> _Directions for this task_
Copy out every line exactly as given.

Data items
>>>

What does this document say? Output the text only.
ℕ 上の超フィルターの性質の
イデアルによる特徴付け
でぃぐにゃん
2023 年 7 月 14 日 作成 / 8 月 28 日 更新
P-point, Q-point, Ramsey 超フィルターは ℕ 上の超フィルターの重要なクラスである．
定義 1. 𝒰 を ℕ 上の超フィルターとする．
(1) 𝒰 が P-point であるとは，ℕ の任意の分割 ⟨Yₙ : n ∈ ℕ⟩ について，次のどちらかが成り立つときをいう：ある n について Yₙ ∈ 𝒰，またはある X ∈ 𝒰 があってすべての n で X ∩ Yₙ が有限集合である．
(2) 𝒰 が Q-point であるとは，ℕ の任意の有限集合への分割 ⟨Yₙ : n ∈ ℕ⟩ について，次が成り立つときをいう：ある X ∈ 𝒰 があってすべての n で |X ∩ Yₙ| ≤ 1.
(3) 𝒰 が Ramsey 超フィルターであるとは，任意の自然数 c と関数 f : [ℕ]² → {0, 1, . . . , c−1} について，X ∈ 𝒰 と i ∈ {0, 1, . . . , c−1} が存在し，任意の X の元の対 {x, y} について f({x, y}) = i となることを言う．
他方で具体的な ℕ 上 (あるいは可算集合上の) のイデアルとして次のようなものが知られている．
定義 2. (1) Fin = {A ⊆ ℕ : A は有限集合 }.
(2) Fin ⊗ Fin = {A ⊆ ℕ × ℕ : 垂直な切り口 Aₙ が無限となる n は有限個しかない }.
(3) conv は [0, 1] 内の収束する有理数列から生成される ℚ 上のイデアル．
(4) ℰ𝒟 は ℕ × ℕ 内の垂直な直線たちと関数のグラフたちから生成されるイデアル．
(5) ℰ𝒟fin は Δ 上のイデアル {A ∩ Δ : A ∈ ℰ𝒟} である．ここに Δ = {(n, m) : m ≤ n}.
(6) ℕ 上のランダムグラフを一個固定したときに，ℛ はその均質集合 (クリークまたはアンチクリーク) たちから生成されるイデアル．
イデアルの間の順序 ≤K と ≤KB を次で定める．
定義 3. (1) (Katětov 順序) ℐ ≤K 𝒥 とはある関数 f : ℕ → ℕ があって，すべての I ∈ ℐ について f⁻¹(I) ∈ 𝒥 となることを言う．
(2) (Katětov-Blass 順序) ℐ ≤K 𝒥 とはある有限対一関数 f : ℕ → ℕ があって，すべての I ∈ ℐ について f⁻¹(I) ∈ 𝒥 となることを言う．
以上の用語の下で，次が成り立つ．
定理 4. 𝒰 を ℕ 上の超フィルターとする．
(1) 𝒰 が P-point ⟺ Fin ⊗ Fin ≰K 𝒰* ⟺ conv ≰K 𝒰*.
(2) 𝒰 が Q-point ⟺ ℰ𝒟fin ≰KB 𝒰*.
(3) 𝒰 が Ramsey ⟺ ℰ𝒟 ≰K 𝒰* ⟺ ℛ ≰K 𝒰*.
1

<<<

> _Output of the task_
What does this document say? Output the text only.
ℕ 上の超フィルターの性質の
イデアルによる特徴付け
でぃぐにゃん
2023 年 7 月 14 日 作成 / 8 月 28 日 更新
P-point, Q-point, Ramsey 超フィルターは ℕ 上の超フィルターの重要なクラスである．
定義 1. 𝒰 を ℕ 上の超フィルターとする．
(1) 𝒰 が P-point であるとは，ℕ の任意の分割 ⟨Yₙ : n ∈ ℕ⟩ について，次のどちらかが成り立つときをいう：ある n について Yₙ ∈ 𝒰，またはある X ∈ 𝒰 があってすべての n で X ∩ Yₙ が有限集合である．
(2) 𝒰 が Q-point であるとは，ℕ の任意の有限集合への分割 ⟨Yₙ : n ∈ ℕ⟩ について，次が成り立つときをいう：ある X ∈ 𝒰 があってすべての n で |X ∩ Yₙ| ≤ 1.
(3) 𝒰 が Ramsey 超フィルターであるとは，任意の自然数 c と関数 f : [ℕ]² → {0, 1, . . . , c−1} について，X ∈ 𝒰 と i ∈ {0, 1, . . . , c−1} が存在し，任意の X の元の対 {x, y} について f({x, y}) = i となることを言う．
他方で具体的な ℕ 上 (あるいは可算集合上の) のイデアルとして次のようなものが知られている．
定義 2. (1) Fin = {A ⊆ ℕ : A は有限集合 }.
(2) Fin ⊗ Fin = {A ⊆ ℕ × ℕ : 垂直な切り口 Aₙ が無限となる n は有限個しかない }.
(3) conv は [0, 1] 内の収束する有理数列から生成される ℚ 上のイデアル．
(4) ℰ𝒟 は ℕ × ℕ 内の垂直な直線たちと関数のグラフたちから生成されるイデアル．
(5) ℰ𝒟fin は Δ 上のイデアル {A ∩ Δ : A ∈ ℰ𝒟} である．ここに Δ = {(n, m) : m ≤ n}.
(6) ℕ 上のランダムグラフを一個固定したときに，ℛ はその均質集合 (クリークまたはアンチクリーク) たちから生成されるイデアル．
イデアルの間の順序 ≤K と ≤KB を次で定める．
定義 3. (1) (Katětov 順序) ℐ ≤K 𝒥 とはある関数 f : ℕ → ℕ があって，すべての I ∈ ℐ について f⁻¹(I) ∈ 𝒥 となることを言う．
(2) (Katětov-Blass 順序) ℐ ≤K 𝒥 とはある有限対一関数 f : ℕ → ℕ があって，すべての I ∈ ℐ について f⁻¹(I) ∈ 𝒥 となることを言う．
以上の用語の下で，次が成り立つ．
定理 4. 𝒰 を ℕ 上の超フィルターとする．
(1) 𝒰 が P-point ⟺ Fin ⊗ Fin ≰K 𝒰* ⟺ conv ≰K 𝒰*.
(2) 𝒰 が Q-point ⟺ ℰ𝒟fin ≰KB 𝒰*.
(3) 𝒰 が Ramsey ⟺ ℰ𝒟 ≰K 𝒰* ⟺ ℛ ≰K 𝒰*.
1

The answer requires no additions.